In this section we discuss the structures of the fast-growing FTNMs focusing on FTNM1 and its evolution when integrated forward in the tangent linear equation (2.2). As was the case in our analysis of the growth of FTNM1, we are especially interested in determining the degree to which the evolving FTNM structure can be understood in terms of the structure of the normal modes of section 3.

Figure 5 shows the 300-mb streamfunction for FTNM1 at various phases through the year. The results in this figure are divided by the growth factor exp(*ω*^{1}_{i}*t*). We see that the structures vary considerably from month to month and we have found that they often resemble one phase of normal modes in corresponding months. To quantify this similarity we have calculated pattern correlations between FTNM1 on the 15th of each month and each of the 10 leading corresponding normal modes of the monthly mean states. This correlation depends on the normal mode phase. Figure 6 displays the pattern correlation and normal-mode index when the correlation is maximized over all phases and all 10 modes. In all months there are normal modes for the monthly averaged basic states that have relatively large pattern correlations with FTNM1 for the time-varying basic state. For example, on 15 January FTNM1 has a correlation of 0.91, which occurs for phase 0 of the January leading normal mode (Fig. 2a).

In January, February, March, June, July, November, and December, FTNM1 has largest pattern correlation with mode 1, but for the other months subdominant modes yield the biggest correlation. Thus, it seems that it is not always possible for FTNM1 to change its structure sufficiently quickly between the months to appear most like mode 1. As explained above, one might suppose that the selection of mode 1 structure by FTNM1 would be most likely when the structure of mode 1 changes least between consecutive months; for larger changes in mode 1, the selection of subdominant modal structures by FTNM1 may occur. To examine this proposition, we have also presented in Fig. 6 pattern correlations, maximized over all phases, between mode 1 in a given month with mode 1 in the following month (dot-dashed) and between mode 1 in a given month with FTNM1 in the following month (dashed). Figure 6 shows that the largest correlation is between modes 1 for December and January and the second largest for November and December, consistent with FTNM1 having largest correlation with mode 1 during these three months. For smaller lagged pattern correlations between modes 1 we see from Fig. 6 that it may be possible for FTNM1 to select a subdominant modal structure. We also note that the high lagged correlations between mode 1 and FTNM1 in November, December, and January indicate the normal mode 1 in these months would be a suitable precursor for FTNM1 in the following month.

##############################

CHALLENGES
• a. Copy the part of the passage on FTNM structures from "In this section" to "of section 3.", keeping every word unchanged.
• b. According to the passage on FTNM structures, what pattern correlation does FTNM1 have on 15 January, and with which normal mode phase does it occur?
• c. Summarize the passage on FTNM structures in three sentences.

RAW DATA

##############################

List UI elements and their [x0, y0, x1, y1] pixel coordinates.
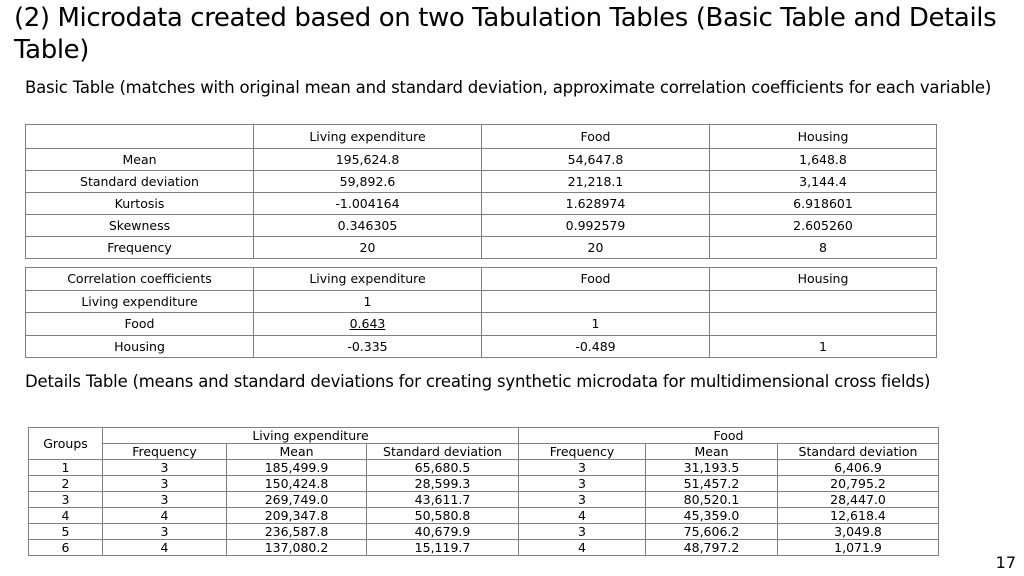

##############################

SOLUTIONS BY TASK
• a.
In this section we discuss the structures of the fast-growing FTNMs focusing on FTNM1 and its evolution when integrated forward in the tangent linear equation (2.2). As was the case in our analysis of the growth of FTNM1, we are especially interested in determining the degree to which the evolving FTNM structure can be understood in terms of the structure of the normal modes of section 3.

• b. FTNM1 has a correlation of 0.91 on 15 January, which occurs for phase 0 of the January leading normal mode.

• c. The 300-mb streamfunction of FTNM1 varies considerably from month to month and often resembles one phase of the normal modes for the monthly mean states, with relatively large pattern correlations in every month. FTNM1 correlates best with mode 1 in January, February, March, June, July, November, and December, while subdominant modes give the biggest correlation in the other months. The highest correlations between mode 1 in consecutive months, for December to January and for November to December, are consistent with FTNM1 matching mode 1 in those three months, and smaller lagged correlations may allow FTNM1 to select a subdominant modal structure.